All of the material below is to be returned exactly.

____ Source data

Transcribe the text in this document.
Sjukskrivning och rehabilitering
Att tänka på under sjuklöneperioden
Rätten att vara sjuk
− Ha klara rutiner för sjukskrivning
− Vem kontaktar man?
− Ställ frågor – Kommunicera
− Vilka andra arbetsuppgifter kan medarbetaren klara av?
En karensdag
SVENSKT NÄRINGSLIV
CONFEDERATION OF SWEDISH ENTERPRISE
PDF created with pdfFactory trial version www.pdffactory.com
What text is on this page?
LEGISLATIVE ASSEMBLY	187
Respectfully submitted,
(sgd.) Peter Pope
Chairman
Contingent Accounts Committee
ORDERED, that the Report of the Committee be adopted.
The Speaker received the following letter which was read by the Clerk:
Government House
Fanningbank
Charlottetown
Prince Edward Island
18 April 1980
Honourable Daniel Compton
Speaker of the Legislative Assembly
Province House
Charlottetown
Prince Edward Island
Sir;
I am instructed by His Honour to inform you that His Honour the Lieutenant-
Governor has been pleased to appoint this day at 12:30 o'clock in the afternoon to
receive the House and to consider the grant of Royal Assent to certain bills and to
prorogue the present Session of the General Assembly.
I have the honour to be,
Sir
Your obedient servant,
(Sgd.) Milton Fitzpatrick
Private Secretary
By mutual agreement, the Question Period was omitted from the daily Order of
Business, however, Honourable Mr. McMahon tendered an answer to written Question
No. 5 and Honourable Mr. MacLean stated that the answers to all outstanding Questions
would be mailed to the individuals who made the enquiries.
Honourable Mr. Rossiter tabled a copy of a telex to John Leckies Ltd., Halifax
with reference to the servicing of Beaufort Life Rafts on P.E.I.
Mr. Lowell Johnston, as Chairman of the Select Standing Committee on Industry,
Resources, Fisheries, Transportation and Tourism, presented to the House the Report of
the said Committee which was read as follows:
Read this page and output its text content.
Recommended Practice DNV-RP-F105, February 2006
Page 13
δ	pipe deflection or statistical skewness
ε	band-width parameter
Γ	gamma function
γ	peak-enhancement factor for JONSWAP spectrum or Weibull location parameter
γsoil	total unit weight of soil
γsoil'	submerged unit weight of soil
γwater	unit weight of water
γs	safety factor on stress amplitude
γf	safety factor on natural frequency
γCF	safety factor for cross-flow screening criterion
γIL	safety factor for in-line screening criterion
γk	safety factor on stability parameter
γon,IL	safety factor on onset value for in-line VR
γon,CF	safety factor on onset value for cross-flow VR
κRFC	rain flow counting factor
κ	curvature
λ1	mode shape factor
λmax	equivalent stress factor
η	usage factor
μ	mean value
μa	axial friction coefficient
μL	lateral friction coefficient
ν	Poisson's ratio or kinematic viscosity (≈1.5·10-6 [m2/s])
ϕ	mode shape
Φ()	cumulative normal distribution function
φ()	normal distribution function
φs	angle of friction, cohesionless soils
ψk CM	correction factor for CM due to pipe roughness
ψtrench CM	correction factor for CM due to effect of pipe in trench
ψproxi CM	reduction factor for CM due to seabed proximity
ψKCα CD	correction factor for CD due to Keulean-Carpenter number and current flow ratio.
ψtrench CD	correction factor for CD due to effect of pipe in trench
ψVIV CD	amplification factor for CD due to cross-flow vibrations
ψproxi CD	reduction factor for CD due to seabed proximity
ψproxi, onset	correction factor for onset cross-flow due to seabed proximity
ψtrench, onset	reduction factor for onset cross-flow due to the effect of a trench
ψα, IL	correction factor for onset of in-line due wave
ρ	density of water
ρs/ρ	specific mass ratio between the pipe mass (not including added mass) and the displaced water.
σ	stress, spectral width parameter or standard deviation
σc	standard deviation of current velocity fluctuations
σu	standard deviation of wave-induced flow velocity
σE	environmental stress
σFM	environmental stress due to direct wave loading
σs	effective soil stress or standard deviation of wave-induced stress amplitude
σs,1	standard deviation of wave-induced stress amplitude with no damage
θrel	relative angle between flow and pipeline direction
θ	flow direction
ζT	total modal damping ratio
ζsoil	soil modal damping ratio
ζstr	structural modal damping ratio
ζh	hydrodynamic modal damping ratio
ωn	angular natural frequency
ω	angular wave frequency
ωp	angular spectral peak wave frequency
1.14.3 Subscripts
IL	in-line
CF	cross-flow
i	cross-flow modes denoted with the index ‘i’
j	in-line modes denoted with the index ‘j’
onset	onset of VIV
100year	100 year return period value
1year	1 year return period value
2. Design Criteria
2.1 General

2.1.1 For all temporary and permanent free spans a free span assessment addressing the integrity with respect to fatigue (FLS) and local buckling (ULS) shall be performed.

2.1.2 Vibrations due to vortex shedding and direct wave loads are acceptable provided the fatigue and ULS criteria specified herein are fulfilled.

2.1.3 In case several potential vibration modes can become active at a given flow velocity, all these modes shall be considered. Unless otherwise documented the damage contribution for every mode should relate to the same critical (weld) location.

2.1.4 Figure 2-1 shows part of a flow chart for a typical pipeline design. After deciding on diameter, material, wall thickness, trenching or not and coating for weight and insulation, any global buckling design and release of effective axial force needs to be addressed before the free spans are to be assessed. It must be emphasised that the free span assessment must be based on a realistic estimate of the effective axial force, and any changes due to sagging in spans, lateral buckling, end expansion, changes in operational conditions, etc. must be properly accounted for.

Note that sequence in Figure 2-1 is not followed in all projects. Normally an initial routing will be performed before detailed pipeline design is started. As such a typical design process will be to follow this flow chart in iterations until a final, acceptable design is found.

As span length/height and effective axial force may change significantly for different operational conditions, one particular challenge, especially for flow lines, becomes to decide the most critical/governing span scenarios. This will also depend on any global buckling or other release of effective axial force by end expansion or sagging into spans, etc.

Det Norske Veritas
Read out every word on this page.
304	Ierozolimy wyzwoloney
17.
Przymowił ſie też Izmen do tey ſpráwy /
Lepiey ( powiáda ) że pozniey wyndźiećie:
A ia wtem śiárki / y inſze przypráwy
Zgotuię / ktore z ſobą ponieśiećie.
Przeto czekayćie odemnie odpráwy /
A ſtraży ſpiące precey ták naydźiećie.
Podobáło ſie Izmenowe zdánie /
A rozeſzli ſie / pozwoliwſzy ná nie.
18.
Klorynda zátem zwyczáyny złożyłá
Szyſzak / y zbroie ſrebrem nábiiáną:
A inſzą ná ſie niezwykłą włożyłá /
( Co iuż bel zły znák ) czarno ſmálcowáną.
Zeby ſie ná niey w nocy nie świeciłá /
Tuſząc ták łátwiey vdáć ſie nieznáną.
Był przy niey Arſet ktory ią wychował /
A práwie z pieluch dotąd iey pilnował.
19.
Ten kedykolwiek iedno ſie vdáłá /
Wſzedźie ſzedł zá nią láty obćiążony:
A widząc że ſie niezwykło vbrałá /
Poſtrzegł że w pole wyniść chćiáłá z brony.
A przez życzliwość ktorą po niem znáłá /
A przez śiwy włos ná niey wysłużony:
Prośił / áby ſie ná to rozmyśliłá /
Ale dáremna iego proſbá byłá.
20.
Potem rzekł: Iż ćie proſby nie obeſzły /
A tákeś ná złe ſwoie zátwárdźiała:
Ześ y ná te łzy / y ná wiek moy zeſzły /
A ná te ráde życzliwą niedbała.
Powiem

________

--- Task result ---
Transcribe the text in this document.
Sjukskrivning och rehabilitering
Att tänka på under sjuklöneperioden
Rätten att vara sjuk
− Ha klara rutiner för sjukskrivning
− Vem kontaktar man?
− Ställ frågor – Kommunicera
− Vilka andra arbetsuppgifter kan medarbetaren klara av?
En karensdag
SVENSKT NÄRINGSLIV
CONFEDERATION OF SWEDISH ENTERPRISE
PDF created with pdfFactory trial version www.pdffactory.com
What text is on this page?
LEGISLATIVE ASSEMBLY	187
Respectfully submitted,
(sgd.) Peter Pope
Chairman
Contingent Accounts Committee
ORDERED, that the Report of the Committee be adopted.
The Speaker received the following letter which was read by the Clerk:
Government House
Fanningbank
Charlottetown
Prince Edward Island
18 April 1980
Honourable Daniel Compton
Speaker of the Legislative Assembly
Province House
Charlottetown
Prince Edward Island
Sir;
I am instructed by His Honour to inform you that His Honour the Lieutenant-
Governor has been pleased to appoint this day at 12:30 o'clock in the afternoon to
receive the House and to consider the grant of Royal Assent to certain bills and to
prorogue the present Session of the General Assembly.
I have the honour to be,
Sir
Your obedient servant,
(Sgd.) Milton Fitzpatrick
Private Secretary
By mutual agreement, the Question Period was omitted from the daily Order of
Business, however, Honourable Mr. McMahon tendered an answer to written Question
No. 5 and Honourable Mr. MacLean stated that the answers to all outstanding Questions
would be mailed to the individuals who made the enquiries.
Honourable Mr. Rossiter tabled a copy of a telex to John Leckies Ltd., Halifax
with reference to the servicing of Beaufort Life Rafts on P.E.I.
Mr. Lowell Johnston, as Chairman of the Select Standing Committee on Industry,
Resources, Fisheries, Transportation and Tourism, presented to the House the Report of
the said Committee which was read as follows:
Read this page and output its text content.
Recommended Practice DNV-RP-F105, February 2006
Page 13
δ	pipe deflection or statistical skewness
ε	band-width parameter
Γ	gamma function
γ	peak-enhancement factor for JONSWAP spectrum or Weibull location parameter
γsoil	total unit weight of soil
γsoil'	submerged unit weight of soil
γwater	unit weight of water
γs	safety factor on stress amplitude
γf	safety factor on natural frequency
γCF	safety factor for cross-flow screening criterion
γIL	safety factor for in-line screening criterion
γk	safety factor on stability parameter
γon,IL	safety factor on onset value for in-line VR
γon,CF	safety factor on onset value for cross-flow VR
κRFC	rain flow counting factor
κ	curvature
λ1	mode shape factor
λmax	equivalent stress factor
η	usage factor
μ	mean value
μa	axial friction coefficient
μL	lateral friction coefficient
ν	Poisson's ratio or kinematic viscosity (≈1.5·10-6 [m2/s])
ϕ	mode shape
Φ()	cumulative normal distribution function
φ()	normal distribution function
φs	angle of friction, cohesionless soils
ψk CM	correction factor for CM due to pipe roughness
ψtrench CM	correction factor for CM due to effect of pipe in trench
ψproxi CM	reduction factor for CM due to seabed proximity
ψKCα CD	correction factor for CD due to Keulean-Carpenter number and current flow ratio.
ψtrench CD	correction factor for CD due to effect of pipe in trench
ψVIV CD	amplification factor for CD due to cross-flow vibrations
ψproxi CD	reduction factor for CD due to seabed proximity
ψproxi, onset	correction factor for onset cross-flow due to seabed proximity
ψtrench, onset	reduction factor for onset cross-flow due to the effect of a trench
ψα, IL	correction factor for onset of in-line due wave
ρ	density of water
ρs/ρ	specific mass ratio between the pipe mass (not including added mass) and the displaced water.
σ	stress, spectral width parameter or standard deviation
σc	standard deviation of current velocity fluctuations
σu	standard deviation of wave-induced flow velocity
σE	environmental stress
σFM	environmental stress due to direct wave loading
σs	effective soil stress or standard deviation of wave-induced stress amplitude
σs,1	standard deviation of wave-induced stress amplitude with no damage
θrel	relative angle between flow and pipeline direction
θ	flow direction
ζT	total modal damping ratio
ζsoil	soil modal damping ratio
ζstr	structural modal damping ratio
ζh	hydrodynamic modal damping ratio
ωn	angular natural frequency
ω	angular wave frequency
ωp	angular spectral peak wave frequency
1.14.3 Subscripts
IL	in-line
CF	cross-flow
i	cross-flow modes denoted with the index ‘i’
j	in-line modes denoted with the index ‘j’
onset	onset of VIV
100year	100 year return period value
1year	1 year return period value
2. Design Criteria
2.1 General

2.1.1 For all temporary and permanent free spans a free span assessment addressing the integrity with respect to fatigue (FLS) and local buckling (ULS) shall be performed.

2.1.2 Vibrations due to vortex shedding and direct wave loads are acceptable provided the fatigue and ULS criteria specified herein are fulfilled.

2.1.3 In case several potential vibration modes can become active at a given flow velocity, all these modes shall be considered. Unless otherwise documented the damage contribution for every mode should relate to the same critical (weld) location.

2.1.4 Figure 2-1 shows part of a flow chart for a typical pipeline design. After deciding on diameter, material, wall thickness, trenching or not and coating for weight and insulation, any global buckling design and release of effective axial force needs to be addressed before the free spans are to be assessed. It must be emphasised that the free span assessment must be based on a realistic estimate of the effective axial force, and any changes due to sagging in spans, lateral buckling, end expansion, changes in operational conditions, etc. must be properly accounted for.

Note that sequence in Figure 2-1 is not followed in all projects. Normally an initial routing will be performed before detailed pipeline design is started. As such a typical design process will be to follow this flow chart in iterations until a final, acceptable design is found.

As span length/height and effective axial force may change significantly for different operational conditions, one particular challenge, especially for flow lines, becomes to decide the most critical/governing span scenarios. This will also depend on any global buckling or other release of effective axial force by end expansion or sagging into spans, etc.

Det Norske Veritas
Read out every word on this page.
304	Ierozolimy wyzwoloney
17.
Przymowił ſie też Izmen do tey ſpráwy /
Lepiey ( powiáda ) że pozniey wyndźiećie:
A ia wtem śiárki / y inſze przypráwy
Zgotuię / ktore z ſobą ponieśiećie.
Przeto czekayćie odemnie odpráwy /
A ſtraży ſpiące precey ták naydźiećie.
Podobáło ſie Izmenowe zdánie /
A rozeſzli ſie / pozwoliwſzy ná nie.
18.
Klorynda zátem zwyczáyny złożyłá
Szyſzak / y zbroie ſrebrem nábiiáną:
A inſzą ná ſie niezwykłą włożyłá /
( Co iuż bel zły znák ) czarno ſmálcowáną.
Zeby ſie ná niey w nocy nie świeciłá /
Tuſząc ták łátwiey vdáć ſie nieznáną.
Był przy niey Arſet ktory ią wychował /
A práwie z pieluch dotąd iey pilnował.
19.
Ten kedykolwiek iedno ſie vdáłá /
Wſzedźie ſzedł zá nią láty obćiążony:
A widząc że ſie niezwykło vbrałá /
Poſtrzegł że w pole wyniść chćiáłá z brony.
A przez życzliwość ktorą po niem znáłá /
A przez śiwy włos ná niey wysłużony:
Prośił / áby ſie ná to rozmyśliłá /
Ale dáremna iego proſbá byłá.
20.
Potem rzekł: Iż ćie proſby nie obeſzły /
A tákeś ná złe ſwoie zátwárdźiała:
Ześ y ná te łzy / y ná wiek moy zeſzły /
A ná te ráde życzliwą niedbała.
Powiem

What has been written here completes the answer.